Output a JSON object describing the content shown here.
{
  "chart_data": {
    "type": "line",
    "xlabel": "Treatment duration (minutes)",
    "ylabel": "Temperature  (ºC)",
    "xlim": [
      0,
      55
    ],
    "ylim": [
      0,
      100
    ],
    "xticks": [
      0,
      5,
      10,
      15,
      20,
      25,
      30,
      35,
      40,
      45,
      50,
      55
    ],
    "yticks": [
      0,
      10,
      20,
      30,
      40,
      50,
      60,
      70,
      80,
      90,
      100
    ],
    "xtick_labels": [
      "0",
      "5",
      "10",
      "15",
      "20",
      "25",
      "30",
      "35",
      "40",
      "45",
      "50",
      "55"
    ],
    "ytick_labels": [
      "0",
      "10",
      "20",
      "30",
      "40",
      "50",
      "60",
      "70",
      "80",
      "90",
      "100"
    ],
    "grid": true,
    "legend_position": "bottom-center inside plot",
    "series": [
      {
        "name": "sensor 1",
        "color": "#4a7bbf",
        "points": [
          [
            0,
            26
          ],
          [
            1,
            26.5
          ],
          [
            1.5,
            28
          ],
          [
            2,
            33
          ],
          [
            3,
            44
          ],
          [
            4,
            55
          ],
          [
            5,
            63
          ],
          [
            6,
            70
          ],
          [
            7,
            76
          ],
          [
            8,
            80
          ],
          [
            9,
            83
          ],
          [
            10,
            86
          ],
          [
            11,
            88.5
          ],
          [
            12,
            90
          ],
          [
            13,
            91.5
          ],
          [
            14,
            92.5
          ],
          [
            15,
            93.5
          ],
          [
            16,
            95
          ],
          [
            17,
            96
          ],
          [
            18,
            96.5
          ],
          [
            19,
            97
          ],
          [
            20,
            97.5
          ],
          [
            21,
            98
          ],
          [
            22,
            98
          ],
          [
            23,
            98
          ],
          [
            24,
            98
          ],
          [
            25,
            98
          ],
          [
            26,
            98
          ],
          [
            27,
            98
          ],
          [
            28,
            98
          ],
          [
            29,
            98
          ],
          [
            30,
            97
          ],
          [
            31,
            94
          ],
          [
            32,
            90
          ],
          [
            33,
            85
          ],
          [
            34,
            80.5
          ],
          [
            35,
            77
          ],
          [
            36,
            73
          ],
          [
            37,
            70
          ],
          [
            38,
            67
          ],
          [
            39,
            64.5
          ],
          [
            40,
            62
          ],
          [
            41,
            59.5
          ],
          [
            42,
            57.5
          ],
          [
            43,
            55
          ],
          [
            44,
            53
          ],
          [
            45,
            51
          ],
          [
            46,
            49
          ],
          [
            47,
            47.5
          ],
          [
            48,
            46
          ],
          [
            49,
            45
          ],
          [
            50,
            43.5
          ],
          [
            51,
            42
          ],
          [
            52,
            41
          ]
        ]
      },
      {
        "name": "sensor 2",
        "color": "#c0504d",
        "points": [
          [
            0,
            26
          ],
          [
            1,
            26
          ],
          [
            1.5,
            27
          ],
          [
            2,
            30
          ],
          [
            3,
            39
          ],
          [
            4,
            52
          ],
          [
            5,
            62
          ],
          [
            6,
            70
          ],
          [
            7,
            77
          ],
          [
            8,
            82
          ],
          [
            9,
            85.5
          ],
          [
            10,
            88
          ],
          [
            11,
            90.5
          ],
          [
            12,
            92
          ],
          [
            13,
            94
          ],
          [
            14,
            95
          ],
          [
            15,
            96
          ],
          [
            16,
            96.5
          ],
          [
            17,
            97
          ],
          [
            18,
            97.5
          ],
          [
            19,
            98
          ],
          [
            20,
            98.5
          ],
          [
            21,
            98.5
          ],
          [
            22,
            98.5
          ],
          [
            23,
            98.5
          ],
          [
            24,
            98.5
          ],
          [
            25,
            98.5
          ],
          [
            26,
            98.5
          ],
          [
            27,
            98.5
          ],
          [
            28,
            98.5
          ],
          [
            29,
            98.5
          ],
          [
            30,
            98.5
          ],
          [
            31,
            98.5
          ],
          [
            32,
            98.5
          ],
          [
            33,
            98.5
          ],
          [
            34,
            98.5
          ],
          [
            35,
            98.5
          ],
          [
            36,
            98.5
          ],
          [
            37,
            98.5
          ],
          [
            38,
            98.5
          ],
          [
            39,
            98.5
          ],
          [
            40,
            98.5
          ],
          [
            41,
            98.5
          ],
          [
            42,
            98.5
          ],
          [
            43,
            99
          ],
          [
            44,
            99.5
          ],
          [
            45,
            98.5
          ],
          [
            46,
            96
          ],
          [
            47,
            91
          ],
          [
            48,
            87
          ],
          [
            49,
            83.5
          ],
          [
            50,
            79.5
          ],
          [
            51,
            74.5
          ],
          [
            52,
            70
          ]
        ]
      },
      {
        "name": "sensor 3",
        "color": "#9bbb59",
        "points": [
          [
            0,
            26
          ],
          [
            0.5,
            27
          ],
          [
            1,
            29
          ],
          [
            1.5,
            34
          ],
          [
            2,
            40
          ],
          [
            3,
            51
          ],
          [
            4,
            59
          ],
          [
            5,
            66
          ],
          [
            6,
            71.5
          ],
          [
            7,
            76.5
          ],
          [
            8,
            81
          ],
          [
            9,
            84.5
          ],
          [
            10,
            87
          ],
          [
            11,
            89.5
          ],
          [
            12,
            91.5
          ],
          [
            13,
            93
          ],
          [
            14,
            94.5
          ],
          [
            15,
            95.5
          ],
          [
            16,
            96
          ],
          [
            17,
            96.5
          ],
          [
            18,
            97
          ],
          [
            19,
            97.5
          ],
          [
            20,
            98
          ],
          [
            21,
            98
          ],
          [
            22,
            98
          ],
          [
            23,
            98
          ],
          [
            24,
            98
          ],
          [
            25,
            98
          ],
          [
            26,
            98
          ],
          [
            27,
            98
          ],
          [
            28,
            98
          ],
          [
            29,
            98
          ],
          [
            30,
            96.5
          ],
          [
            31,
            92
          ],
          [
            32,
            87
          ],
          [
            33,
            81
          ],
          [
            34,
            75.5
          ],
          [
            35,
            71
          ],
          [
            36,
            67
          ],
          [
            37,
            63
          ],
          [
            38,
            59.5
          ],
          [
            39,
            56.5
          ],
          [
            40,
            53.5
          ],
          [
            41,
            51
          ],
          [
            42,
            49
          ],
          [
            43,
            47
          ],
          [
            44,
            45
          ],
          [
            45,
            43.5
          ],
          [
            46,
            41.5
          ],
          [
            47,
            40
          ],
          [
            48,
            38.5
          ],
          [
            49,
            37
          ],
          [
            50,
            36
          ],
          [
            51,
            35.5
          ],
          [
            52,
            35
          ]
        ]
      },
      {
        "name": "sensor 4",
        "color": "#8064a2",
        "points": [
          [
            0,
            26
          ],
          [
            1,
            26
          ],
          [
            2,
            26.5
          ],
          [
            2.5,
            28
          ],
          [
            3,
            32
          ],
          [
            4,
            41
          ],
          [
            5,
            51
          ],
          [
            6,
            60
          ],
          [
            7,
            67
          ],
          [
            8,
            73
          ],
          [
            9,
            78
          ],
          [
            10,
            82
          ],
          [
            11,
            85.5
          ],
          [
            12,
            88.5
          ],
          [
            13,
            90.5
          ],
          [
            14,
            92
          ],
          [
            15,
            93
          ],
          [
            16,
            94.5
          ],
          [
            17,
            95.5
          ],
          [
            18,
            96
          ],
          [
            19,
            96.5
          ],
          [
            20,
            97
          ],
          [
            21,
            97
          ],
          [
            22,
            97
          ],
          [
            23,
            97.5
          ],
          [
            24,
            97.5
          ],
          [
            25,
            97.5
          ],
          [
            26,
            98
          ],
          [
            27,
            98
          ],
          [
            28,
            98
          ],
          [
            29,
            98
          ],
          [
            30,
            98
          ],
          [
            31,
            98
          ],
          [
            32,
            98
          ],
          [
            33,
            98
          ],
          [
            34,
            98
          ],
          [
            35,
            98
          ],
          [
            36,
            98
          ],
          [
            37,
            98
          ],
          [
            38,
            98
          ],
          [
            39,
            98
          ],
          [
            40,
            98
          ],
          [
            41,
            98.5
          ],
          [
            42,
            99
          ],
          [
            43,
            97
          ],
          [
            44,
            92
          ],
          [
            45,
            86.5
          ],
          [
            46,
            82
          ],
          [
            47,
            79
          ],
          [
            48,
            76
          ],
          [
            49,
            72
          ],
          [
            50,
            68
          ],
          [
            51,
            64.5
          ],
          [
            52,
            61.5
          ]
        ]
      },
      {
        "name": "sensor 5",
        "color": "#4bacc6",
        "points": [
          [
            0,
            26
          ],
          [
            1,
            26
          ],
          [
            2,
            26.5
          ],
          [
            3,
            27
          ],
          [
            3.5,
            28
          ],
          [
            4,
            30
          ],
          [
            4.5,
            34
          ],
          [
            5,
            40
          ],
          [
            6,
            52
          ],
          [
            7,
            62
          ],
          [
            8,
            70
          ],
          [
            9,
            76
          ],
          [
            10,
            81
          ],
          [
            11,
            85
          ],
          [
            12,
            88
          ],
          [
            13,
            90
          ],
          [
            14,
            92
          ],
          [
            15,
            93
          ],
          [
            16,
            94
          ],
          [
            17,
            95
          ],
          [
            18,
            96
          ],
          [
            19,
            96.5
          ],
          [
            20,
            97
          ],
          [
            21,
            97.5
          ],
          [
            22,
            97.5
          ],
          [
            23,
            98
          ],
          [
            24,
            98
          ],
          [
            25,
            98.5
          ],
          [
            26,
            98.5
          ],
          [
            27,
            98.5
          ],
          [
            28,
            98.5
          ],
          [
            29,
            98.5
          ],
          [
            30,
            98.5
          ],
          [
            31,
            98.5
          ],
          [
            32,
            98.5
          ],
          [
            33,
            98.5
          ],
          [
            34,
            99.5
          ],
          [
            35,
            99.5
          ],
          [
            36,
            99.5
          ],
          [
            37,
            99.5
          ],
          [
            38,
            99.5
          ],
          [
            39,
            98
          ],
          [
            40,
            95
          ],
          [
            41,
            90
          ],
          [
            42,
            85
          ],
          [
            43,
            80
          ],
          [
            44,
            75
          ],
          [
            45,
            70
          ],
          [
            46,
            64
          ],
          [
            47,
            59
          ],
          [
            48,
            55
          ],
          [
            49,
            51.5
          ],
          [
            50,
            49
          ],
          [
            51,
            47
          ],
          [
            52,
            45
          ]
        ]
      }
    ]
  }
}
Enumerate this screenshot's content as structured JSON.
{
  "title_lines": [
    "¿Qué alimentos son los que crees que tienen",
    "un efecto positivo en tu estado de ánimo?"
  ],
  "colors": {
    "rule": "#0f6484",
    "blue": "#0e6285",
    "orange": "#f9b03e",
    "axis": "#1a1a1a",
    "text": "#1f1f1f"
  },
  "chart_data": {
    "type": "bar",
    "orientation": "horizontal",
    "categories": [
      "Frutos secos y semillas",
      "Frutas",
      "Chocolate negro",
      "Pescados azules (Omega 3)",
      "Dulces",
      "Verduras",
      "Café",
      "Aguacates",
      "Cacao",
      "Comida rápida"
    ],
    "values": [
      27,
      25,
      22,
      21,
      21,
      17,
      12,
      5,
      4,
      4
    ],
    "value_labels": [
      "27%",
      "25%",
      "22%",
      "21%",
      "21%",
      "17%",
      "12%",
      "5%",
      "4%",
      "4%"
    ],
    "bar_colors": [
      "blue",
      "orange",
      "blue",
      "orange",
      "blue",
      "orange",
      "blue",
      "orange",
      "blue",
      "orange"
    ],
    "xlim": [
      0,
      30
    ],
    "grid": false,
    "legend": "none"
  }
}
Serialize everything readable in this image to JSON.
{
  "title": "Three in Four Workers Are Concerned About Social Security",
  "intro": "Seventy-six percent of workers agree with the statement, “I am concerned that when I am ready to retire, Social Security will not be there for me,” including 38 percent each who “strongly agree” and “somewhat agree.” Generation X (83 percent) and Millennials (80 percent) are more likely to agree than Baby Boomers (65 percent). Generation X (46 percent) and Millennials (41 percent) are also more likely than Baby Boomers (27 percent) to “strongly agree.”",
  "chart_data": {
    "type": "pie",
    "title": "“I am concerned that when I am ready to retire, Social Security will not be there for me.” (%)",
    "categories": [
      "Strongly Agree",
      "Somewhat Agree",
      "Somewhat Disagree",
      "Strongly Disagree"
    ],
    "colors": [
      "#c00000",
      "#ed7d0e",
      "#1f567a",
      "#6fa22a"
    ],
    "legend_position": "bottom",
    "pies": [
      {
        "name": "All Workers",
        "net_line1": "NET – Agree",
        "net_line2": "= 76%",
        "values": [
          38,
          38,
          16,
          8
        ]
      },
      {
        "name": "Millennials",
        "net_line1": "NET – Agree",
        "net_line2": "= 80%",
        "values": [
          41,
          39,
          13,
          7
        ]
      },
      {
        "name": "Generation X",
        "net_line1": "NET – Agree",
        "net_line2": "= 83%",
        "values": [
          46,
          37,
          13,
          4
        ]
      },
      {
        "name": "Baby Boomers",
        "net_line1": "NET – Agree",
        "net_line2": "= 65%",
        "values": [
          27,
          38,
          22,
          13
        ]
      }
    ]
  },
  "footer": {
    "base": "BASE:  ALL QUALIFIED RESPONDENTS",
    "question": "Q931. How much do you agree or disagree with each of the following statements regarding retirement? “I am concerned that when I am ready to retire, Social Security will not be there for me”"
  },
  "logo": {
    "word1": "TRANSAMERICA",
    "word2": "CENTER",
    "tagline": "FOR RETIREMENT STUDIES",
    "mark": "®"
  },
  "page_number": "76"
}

::::::::

- [The request]:
Take each line containing the string "Security" and copy it out.

- [The reply]:
  "title": "Three in Four Workers Are Concerned About Social Security",
  "intro": "Seventy-six percent of workers agree with the statement, “I am concerned that when I am ready to retire, Social Security will not be there for me,” including 38 percent each who “strongly agree” and “somewhat agree.” Generation X (83 percent) and Millennials (80 percent) are more likely to agree than Baby Boomers (65 percent). Generation X (46 percent) and Millennials (41 percent) are also more likely than Baby Boomers (27 percent) to “strongly agree.”",
    "title": "“I am concerned that when I am ready to retire, Social Security will not be there for me.” (%)",
    "question": "Q931. How much do you agree or disagree with each of the following statements regarding retirement? “I am concerned that when I am ready to retire, Social Security will not be there for me”"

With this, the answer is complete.